• **DIRECTIONS**
Repeat the material exactly as it appears.

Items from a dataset

———

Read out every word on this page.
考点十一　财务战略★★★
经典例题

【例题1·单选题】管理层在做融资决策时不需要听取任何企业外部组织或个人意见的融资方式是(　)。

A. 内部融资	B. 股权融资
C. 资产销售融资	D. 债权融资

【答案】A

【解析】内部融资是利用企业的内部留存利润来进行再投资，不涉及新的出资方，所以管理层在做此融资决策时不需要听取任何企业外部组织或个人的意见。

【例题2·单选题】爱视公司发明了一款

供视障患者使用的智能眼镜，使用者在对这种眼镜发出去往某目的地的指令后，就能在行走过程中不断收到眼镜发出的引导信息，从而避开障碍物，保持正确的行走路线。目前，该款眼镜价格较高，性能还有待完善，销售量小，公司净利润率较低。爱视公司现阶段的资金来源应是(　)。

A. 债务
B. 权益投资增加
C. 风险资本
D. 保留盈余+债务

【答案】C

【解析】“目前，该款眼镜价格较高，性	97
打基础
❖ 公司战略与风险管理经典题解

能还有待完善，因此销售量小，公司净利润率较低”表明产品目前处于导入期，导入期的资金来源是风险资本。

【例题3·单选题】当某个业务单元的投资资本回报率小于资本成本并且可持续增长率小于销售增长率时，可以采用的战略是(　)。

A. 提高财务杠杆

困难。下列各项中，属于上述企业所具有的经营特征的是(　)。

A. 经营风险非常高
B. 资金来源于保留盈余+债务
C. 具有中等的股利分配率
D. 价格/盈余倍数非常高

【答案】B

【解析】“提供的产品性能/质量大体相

———

• **EXERCISE RESULT**
Read out every word on this page.
考点十一　财务战略★★★
经典例题

【例题1·单选题】管理层在做融资决策时不需要听取任何企业外部组织或个人意见的融资方式是(　)。

A. 内部融资	B. 股权融资
C. 资产销售融资	D. 债权融资

【答案】A

【解析】内部融资是利用企业的内部留存利润来进行再投资，不涉及新的出资方，所以管理层在做此融资决策时不需要听取任何企业外部组织或个人的意见。

【例题2·单选题】爱视公司发明了一款

供视障患者使用的智能眼镜，使用者在对这种眼镜发出去往某目的地的指令后，就能在行走过程中不断收到眼镜发出的引导信息，从而避开障碍物，保持正确的行走路线。目前，该款眼镜价格较高，性能还有待完善，销售量小，公司净利润率较低。爱视公司现阶段的资金来源应是(　)。

A. 债务
B. 权益投资增加
C. 风险资本
D. 保留盈余+债务

【答案】C

【解析】“目前，该款眼镜价格较高，性	97
打基础
❖ 公司战略与风险管理经典题解

能还有待完善，因此销售量小，公司净利润率较低”表明产品目前处于导入期，导入期的资金来源是风险资本。

【例题3·单选题】当某个业务单元的投资资本回报率小于资本成本并且可持续增长率小于销售增长率时，可以采用的战略是(　)。

A. 提高财务杠杆

困难。下列各项中，属于上述企业所具有的经营特征的是(　)。

A. 经营风险非常高
B. 资金来源于保留盈余+债务
C. 具有中等的股利分配率
D. 价格/盈余倍数非常高

【答案】B

【解析】“提供的产品性能/质量大体相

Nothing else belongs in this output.